# Leave It Protocol



## AlexinBK (Dec 11, 2017)

we are working on Leave It in the house with Emmy (19 weeks). What is the protocol for when she "leaves it" (say "it" is a treat or piece of paper we are training with on the floor) and then goes back for it? 

1. Do we treat the initial leave it?
2. Should we pick up the item immediately after she leaves it?
3. Should we not treat her initial leave it but wait her out instead?
4. If so, how long should we wait? 

Thanks in advance!


----------



## aesthetic (Apr 23, 2015)

At my training place, we always taught Leave It as a slow progression. So first the leave it object is in our hands and we're C/T for the dog choosing to leave the object alone (we let him sniff, lick, etc until he moves back, sits, downs, whatever). We always treat away from the leave it object so the dog understands his job is to move away from the object. It doesn't take long for them to pick it up, and eventually they give the object in hand a cursory nose bump and then immediately move away or they just stare at the hand and then look at you (that's also when we introduce the cue word). Once the dog gets to that point, you move your hand down closer to the floor. Then rinse and repeat. Once you get to floor, cover the object with your hand and click/treat for the dog leaving it again. We always pick the object up after we click and treat. The benefits of starting with the object in your hand is that it also teaches your dog not to mug your hands when you've got something they want.


----------



## AlexinBK (Dec 11, 2017)

I should have been more clear. We have already taught Leave It with a treat in our hand. We practiced with a closed fist, open palm, covering it on the ground, then standing and blocking it with our foot or covering with our toe. She will look/walk away or sit and look at us, like you mentioned. She seems to have that down because she doesn't mug our hands.

When an object is on the floor and she "leaves it" on command we will give her a treat. Sometimes we pick the object up and sometimes we do not. This is because there is so much trash outside we want to teach that "leave it" is for good, and she shouldn't return to the object. 

The problem we are having is that she sometimes returns to the object. I can't pick up every single object she is told to "leave it" outside because then I would be single handedly cleaning new york city. 

How do we enforce that she should not be returning to the object?

> [DIRECTIVE A] Retype the passage of the Leave It thread that begins at the words "I should have" and stops after the words "mug our hands.".
> [DIRECTIVE B]
Answer these questions from the Leave It thread:
(i) How old is Emmy?
(ii) At aesthetic's training place, where do they always give the treat in relation to the leave it object?
(iii) What does AlexinBK say they would be doing if they picked up every object Emmy is told to leave outside?

> [STORED RECORDS]

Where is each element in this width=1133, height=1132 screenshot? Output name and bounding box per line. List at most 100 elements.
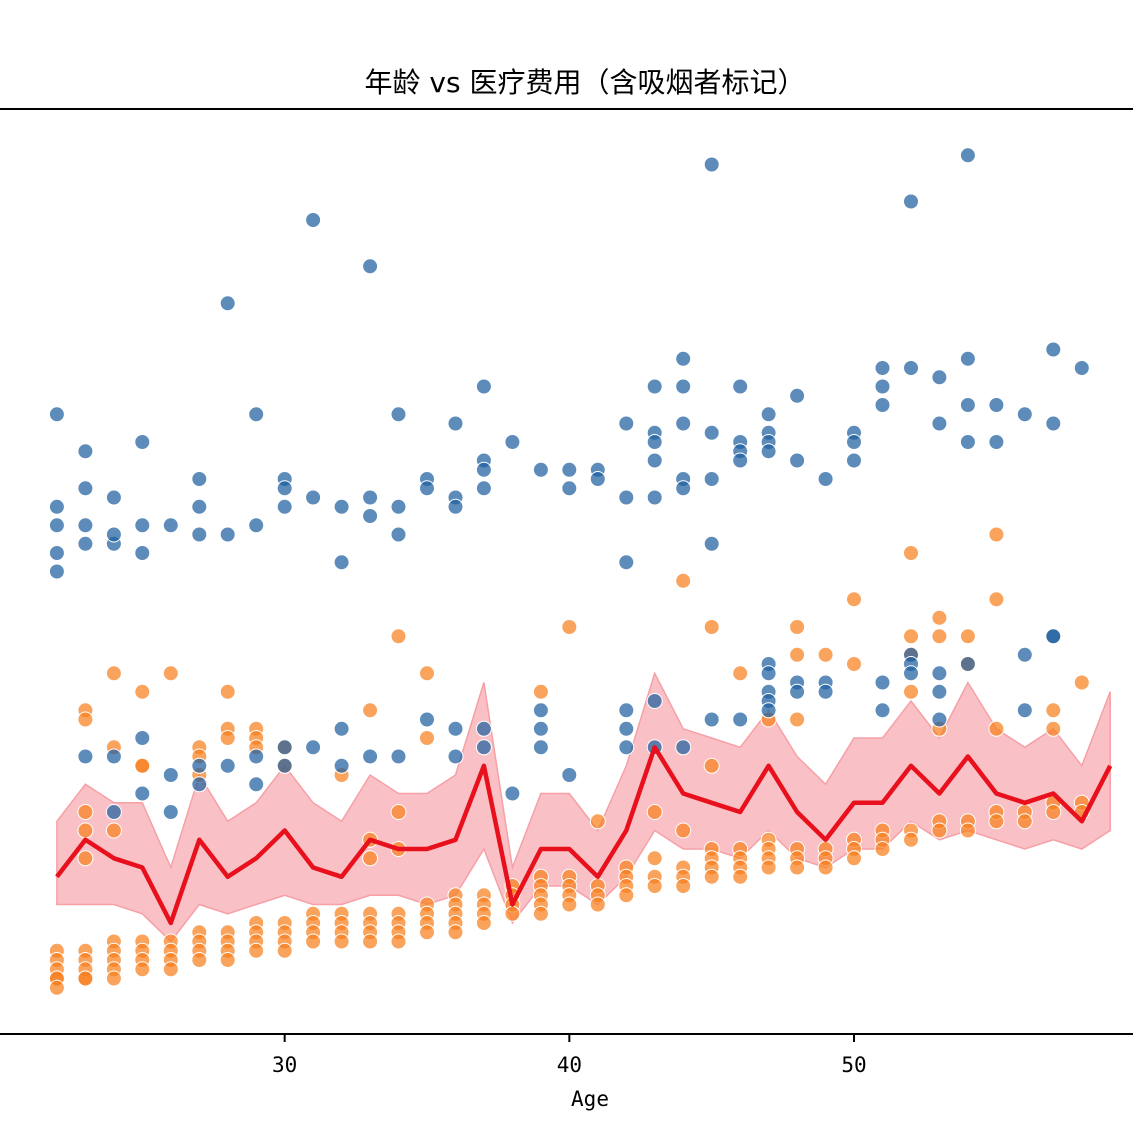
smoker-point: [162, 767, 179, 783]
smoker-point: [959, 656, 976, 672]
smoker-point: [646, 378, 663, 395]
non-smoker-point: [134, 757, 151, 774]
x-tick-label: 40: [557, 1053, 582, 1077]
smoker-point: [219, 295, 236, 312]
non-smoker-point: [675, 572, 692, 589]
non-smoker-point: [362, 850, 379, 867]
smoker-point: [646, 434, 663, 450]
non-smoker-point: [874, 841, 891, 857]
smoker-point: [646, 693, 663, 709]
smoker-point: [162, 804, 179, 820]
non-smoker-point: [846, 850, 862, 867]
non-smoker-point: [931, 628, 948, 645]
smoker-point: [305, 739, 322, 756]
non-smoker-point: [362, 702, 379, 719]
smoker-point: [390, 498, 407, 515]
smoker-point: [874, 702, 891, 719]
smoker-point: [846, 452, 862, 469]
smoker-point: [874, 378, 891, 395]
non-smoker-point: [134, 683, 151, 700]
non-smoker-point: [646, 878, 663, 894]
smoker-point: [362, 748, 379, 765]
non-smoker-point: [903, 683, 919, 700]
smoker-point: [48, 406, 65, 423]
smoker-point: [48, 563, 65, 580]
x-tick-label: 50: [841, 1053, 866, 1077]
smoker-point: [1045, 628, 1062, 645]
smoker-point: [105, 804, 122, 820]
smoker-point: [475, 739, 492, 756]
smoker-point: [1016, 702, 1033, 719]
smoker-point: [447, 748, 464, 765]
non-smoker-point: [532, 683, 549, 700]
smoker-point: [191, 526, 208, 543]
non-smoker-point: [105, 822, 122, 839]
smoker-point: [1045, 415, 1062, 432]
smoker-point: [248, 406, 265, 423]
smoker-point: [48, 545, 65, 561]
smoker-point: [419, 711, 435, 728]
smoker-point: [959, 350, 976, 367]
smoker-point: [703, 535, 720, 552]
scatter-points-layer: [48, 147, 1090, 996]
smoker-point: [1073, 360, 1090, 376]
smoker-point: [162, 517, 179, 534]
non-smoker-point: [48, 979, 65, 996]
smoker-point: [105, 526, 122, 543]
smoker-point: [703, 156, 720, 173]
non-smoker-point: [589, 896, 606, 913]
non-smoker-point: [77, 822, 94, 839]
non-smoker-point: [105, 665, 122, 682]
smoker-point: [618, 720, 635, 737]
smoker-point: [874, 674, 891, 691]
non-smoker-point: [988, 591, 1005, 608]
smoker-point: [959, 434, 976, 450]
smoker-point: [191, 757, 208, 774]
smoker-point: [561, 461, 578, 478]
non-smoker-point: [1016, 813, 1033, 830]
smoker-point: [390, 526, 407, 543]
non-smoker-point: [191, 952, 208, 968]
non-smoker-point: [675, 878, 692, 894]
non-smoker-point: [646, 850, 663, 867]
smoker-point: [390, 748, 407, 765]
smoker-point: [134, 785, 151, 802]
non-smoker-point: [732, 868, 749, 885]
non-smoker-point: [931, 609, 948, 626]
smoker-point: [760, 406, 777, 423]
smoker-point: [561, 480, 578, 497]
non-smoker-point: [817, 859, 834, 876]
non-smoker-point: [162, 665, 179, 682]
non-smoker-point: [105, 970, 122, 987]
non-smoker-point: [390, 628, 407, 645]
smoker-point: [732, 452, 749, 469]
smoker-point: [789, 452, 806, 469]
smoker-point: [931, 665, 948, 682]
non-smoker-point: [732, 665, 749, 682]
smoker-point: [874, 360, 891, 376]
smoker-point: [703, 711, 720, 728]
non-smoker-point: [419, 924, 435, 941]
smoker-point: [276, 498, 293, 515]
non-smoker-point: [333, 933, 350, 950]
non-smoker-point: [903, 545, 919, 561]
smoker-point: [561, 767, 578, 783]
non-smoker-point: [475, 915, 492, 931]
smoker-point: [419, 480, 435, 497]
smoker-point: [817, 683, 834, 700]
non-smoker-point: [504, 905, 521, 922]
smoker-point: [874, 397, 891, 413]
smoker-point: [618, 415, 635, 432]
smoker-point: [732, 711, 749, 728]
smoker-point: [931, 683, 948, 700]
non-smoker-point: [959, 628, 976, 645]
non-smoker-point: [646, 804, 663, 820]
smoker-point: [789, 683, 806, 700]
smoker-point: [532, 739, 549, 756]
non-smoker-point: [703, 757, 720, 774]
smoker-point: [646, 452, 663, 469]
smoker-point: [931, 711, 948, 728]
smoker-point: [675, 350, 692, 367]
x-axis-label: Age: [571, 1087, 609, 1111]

> [REPLY A]
I should have been more clear. We have already taught Leave It with a treat in our hand. We practiced with a closed fist, open palm, covering it on the ground, then standing and blocking it with our foot or covering with our toe. She will look/walk away or sit and look at us, like you mentioned. She seems to have that down because she doesn't mug our hands.

> [REPLY B]
(i) 19 weeks.
(ii) Away from the leave it object.
(iii) Single handedly cleaning New York City.